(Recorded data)
=-=-=

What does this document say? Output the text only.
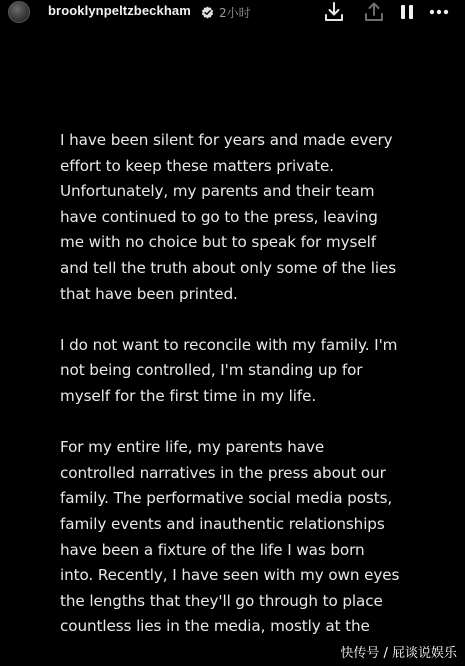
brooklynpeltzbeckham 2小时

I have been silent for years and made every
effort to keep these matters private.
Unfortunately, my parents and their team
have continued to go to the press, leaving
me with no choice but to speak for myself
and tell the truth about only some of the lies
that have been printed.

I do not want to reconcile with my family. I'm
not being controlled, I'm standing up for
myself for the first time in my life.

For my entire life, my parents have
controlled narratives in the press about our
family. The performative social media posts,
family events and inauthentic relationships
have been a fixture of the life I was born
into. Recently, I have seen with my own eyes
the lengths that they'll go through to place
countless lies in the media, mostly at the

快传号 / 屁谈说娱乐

=-=-=

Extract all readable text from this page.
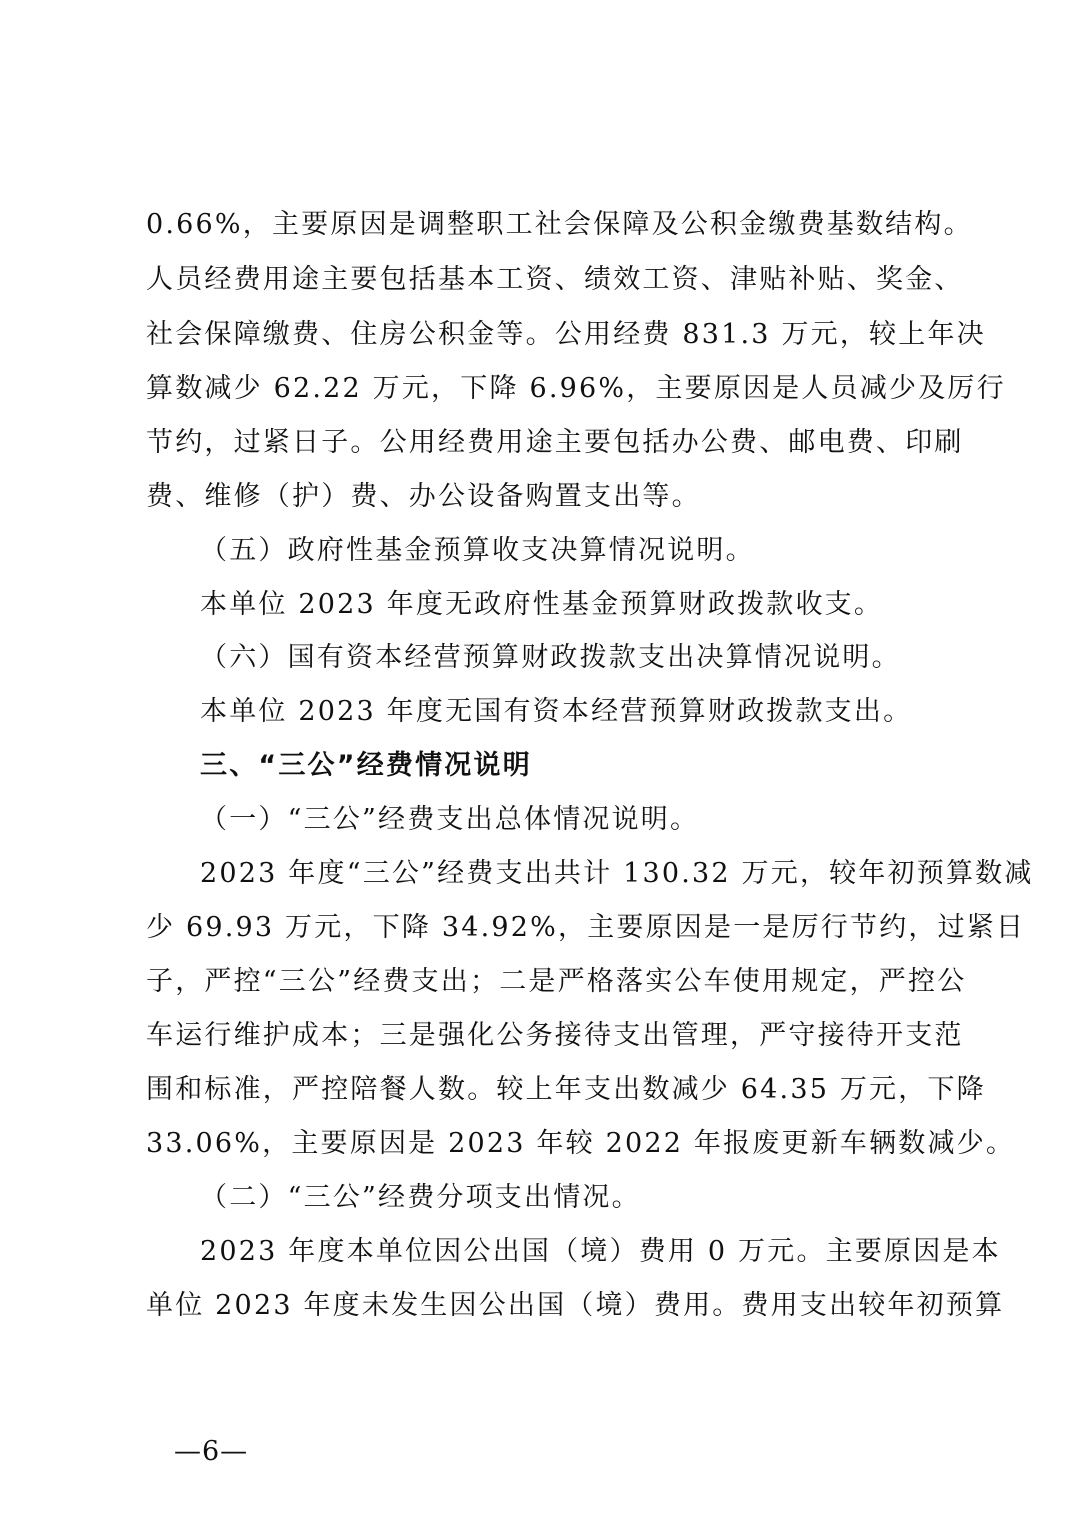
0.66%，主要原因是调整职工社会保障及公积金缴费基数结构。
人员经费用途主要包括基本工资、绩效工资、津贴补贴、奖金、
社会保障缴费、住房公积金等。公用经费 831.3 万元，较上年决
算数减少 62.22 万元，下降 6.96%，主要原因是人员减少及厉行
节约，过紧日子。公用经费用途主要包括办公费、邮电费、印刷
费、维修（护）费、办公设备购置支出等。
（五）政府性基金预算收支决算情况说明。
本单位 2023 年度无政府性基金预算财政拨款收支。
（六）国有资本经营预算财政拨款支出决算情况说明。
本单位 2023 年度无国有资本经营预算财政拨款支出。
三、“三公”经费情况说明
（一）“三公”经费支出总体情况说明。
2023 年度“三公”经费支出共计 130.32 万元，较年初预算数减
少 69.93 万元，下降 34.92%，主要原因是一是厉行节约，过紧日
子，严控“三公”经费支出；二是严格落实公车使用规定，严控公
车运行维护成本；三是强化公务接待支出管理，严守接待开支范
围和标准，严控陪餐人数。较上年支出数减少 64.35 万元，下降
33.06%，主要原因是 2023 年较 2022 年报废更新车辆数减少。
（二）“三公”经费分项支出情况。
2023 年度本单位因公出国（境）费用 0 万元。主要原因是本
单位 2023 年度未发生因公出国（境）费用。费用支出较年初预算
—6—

=-=-=

Tally the lines of the data that contain the string "controlled" and report the total alone.

2